## GOAL
For the listing below, give the count of lines containing "体育强省", and no other text.

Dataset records

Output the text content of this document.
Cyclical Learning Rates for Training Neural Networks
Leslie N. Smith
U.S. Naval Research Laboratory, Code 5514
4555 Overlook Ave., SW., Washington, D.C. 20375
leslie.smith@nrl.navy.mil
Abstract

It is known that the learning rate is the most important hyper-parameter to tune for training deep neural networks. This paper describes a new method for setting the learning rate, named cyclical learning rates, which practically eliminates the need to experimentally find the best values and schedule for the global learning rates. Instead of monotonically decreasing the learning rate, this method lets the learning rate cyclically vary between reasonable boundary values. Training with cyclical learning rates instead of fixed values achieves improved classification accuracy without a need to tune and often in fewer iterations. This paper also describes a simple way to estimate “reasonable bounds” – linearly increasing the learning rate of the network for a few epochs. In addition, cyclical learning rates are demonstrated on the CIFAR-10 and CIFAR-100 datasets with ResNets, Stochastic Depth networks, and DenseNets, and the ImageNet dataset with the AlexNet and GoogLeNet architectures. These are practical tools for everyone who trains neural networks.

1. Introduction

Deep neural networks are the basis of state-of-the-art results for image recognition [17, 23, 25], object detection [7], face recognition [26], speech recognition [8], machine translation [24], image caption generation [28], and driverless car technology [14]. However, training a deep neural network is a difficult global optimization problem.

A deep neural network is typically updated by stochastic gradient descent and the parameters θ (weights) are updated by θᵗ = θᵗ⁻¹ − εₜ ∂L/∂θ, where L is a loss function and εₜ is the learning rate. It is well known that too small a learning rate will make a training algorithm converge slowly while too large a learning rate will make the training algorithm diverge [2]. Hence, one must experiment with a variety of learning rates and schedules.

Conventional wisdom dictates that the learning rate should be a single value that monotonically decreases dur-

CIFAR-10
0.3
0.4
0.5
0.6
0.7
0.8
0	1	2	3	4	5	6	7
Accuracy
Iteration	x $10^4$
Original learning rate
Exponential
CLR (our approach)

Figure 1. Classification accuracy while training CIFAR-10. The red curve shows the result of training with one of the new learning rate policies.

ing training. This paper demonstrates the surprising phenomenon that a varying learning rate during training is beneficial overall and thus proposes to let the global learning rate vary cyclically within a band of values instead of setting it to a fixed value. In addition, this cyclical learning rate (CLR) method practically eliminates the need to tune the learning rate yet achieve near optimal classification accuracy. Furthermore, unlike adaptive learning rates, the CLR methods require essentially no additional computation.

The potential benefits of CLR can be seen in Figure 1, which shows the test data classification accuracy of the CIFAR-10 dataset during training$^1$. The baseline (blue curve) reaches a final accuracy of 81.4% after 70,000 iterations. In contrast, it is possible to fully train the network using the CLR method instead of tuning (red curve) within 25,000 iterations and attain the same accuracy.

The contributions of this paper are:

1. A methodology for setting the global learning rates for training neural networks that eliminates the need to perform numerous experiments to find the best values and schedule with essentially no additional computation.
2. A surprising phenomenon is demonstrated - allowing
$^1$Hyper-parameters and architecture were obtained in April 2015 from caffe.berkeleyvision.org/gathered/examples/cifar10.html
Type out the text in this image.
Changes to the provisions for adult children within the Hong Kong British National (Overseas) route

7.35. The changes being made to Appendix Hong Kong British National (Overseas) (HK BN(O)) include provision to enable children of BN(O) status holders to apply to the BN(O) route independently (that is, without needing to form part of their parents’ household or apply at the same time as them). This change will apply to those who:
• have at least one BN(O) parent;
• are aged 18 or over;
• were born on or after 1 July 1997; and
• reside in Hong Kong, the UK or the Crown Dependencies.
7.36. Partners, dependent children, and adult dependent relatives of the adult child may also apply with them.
* * *
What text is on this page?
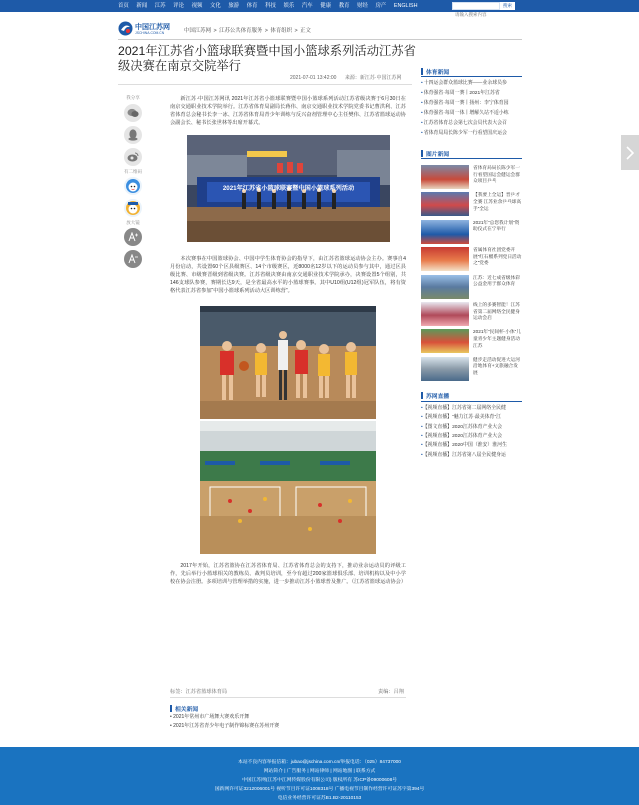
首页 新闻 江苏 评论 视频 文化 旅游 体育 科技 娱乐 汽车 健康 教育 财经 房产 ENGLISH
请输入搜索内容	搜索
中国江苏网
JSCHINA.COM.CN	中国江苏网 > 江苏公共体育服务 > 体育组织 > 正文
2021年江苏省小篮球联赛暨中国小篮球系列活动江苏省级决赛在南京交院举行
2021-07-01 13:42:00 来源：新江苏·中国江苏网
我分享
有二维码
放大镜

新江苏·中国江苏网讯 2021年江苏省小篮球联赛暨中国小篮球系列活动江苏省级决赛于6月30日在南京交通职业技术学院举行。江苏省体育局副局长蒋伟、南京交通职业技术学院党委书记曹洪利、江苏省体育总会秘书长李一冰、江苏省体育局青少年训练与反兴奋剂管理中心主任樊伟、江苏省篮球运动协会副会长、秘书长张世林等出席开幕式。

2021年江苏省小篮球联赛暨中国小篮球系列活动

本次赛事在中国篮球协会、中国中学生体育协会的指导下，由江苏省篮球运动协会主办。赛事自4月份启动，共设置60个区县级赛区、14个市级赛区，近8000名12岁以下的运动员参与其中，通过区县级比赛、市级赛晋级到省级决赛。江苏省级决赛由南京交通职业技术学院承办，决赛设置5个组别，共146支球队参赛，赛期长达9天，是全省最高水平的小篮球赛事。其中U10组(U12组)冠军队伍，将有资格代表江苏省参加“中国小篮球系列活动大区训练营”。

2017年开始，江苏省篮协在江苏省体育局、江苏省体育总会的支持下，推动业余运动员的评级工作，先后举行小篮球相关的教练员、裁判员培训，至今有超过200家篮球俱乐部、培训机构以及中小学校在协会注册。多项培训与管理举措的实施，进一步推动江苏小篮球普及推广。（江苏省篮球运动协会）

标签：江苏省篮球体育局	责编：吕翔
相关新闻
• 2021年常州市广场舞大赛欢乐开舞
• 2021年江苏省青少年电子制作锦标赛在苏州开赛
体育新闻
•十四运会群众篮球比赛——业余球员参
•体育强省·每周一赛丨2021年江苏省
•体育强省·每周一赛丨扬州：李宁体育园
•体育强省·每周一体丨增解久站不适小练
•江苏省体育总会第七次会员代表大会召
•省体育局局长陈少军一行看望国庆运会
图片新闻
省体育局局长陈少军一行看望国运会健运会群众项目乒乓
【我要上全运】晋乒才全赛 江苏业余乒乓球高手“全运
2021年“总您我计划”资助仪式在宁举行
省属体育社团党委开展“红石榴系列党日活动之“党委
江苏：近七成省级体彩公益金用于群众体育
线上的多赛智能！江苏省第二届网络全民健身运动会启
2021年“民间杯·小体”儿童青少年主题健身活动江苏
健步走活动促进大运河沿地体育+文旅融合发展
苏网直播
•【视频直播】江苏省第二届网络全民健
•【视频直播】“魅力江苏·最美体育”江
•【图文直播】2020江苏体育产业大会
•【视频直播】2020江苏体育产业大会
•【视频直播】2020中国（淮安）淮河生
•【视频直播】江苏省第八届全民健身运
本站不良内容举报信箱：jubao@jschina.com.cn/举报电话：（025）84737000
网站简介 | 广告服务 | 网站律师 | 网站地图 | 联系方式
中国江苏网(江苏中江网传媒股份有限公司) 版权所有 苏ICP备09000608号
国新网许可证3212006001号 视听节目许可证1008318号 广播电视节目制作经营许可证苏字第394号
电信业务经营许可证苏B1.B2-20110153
==
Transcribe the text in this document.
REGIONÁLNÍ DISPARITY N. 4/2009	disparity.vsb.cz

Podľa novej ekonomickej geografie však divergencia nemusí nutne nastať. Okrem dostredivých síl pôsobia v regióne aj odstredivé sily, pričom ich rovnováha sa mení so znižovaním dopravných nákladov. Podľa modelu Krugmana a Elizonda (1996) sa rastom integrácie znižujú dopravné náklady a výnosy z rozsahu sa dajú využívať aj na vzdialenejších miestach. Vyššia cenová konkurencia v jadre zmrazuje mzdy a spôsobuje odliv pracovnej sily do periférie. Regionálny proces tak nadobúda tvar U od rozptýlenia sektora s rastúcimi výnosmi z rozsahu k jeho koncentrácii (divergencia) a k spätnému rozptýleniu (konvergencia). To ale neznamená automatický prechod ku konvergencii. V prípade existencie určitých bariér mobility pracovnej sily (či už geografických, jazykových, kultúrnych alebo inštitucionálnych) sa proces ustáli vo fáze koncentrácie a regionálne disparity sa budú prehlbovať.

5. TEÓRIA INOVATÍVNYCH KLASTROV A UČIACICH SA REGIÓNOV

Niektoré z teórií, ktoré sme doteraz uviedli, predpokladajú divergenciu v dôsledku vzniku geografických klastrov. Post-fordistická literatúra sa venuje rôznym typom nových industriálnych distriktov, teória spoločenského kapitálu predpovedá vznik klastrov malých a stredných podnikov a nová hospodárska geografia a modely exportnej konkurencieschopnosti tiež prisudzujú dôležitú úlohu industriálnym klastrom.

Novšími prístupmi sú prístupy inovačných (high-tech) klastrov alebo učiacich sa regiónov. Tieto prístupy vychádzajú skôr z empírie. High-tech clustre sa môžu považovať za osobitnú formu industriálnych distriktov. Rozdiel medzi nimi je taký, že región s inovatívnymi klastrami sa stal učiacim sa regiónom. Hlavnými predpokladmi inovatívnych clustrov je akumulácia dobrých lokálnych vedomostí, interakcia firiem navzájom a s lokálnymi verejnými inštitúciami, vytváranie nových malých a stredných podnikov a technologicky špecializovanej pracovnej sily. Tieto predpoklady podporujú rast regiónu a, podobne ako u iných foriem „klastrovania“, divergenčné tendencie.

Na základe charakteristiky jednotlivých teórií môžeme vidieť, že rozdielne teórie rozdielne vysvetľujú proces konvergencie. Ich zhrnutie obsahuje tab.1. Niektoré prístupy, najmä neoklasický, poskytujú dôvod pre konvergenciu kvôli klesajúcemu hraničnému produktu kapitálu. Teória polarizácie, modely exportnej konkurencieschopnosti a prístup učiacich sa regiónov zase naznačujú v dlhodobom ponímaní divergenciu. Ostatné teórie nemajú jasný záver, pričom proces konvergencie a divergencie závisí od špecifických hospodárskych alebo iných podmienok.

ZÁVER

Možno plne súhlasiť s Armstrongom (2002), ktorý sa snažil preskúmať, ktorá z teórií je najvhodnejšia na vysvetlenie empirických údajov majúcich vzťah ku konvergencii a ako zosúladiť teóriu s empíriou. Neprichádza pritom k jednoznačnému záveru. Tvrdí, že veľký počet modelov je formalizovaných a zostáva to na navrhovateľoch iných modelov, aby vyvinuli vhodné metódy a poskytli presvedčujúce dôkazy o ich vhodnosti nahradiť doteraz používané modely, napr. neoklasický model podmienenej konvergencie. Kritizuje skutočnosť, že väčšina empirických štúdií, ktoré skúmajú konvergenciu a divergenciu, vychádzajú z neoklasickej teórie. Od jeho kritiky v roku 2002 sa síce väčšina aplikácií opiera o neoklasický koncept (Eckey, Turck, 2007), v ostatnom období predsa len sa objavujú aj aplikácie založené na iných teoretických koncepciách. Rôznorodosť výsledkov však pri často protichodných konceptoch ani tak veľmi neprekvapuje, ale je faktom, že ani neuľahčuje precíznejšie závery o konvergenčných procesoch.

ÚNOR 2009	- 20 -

## WORKED SOLUTION
3